(Data excerpts)
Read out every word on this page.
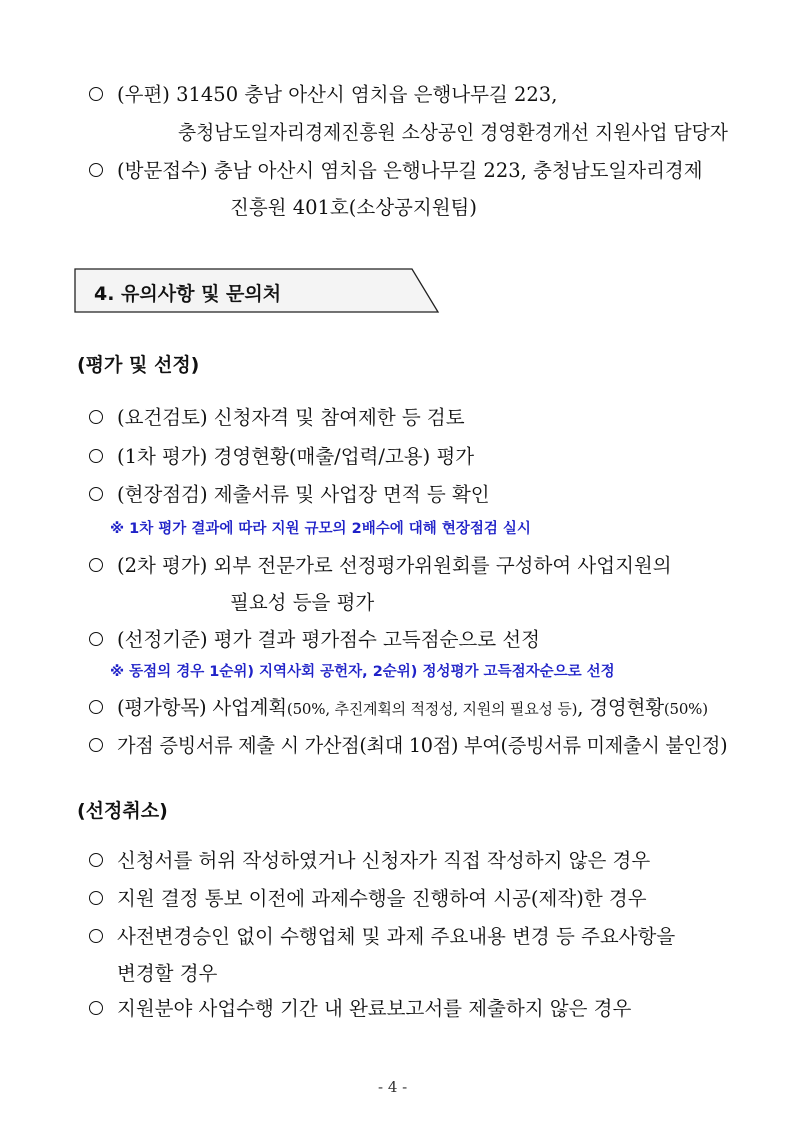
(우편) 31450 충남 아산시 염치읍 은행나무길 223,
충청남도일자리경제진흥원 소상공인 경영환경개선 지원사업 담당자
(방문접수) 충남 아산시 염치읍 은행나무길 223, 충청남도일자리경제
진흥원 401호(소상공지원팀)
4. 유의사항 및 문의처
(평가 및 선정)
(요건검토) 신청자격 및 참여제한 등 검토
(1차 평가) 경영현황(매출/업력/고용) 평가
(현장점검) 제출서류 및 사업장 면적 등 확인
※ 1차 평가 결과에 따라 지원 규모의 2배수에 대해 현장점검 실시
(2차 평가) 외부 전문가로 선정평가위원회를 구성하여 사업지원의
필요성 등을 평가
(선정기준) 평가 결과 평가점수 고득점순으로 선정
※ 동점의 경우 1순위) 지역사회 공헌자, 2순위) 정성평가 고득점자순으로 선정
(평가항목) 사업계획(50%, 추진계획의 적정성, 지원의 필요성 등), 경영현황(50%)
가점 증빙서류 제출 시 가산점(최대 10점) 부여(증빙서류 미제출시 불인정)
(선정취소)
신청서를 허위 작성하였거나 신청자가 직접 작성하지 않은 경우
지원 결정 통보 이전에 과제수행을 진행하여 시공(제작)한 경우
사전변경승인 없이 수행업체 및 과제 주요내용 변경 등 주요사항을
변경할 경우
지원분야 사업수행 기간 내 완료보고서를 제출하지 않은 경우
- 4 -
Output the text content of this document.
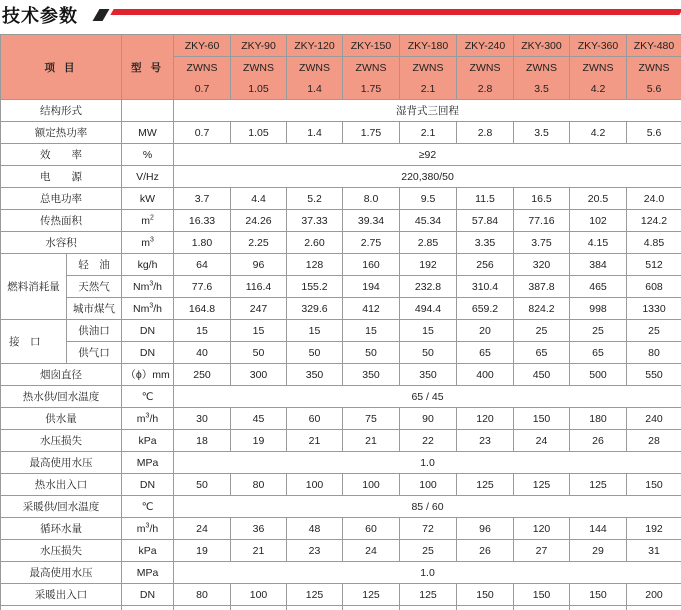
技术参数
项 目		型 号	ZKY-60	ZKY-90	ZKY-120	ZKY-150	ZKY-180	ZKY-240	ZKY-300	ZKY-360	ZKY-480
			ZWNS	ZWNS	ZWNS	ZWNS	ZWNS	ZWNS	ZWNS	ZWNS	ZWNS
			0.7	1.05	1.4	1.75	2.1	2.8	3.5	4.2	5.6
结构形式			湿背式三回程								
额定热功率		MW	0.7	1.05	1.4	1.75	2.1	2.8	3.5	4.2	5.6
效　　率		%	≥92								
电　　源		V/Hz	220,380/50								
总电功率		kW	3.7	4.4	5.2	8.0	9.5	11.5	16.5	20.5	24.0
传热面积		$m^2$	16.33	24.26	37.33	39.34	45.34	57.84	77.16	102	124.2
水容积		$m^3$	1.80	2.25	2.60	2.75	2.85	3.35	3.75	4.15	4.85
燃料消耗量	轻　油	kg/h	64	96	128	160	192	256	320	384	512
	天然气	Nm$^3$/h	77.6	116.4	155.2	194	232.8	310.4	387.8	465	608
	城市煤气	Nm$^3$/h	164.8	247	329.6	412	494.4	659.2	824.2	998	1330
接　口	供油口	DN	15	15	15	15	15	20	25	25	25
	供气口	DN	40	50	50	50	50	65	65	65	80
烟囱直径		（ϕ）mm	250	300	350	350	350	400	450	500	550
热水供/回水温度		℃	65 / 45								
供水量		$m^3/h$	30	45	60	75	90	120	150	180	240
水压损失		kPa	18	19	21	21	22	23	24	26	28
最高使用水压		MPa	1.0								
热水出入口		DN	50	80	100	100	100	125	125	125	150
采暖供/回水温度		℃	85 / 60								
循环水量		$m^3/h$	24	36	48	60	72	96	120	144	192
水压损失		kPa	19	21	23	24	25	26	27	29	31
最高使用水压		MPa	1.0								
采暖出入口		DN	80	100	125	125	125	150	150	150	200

# [Task goal]
List every line above containing the word "현장점검".

# [Exercise response]
(현장점검) 제출서류 및 사업장 면적 등 확인
※ 1차 평가 결과에 따라 지원 규모의 2배수에 대해 현장점검 실시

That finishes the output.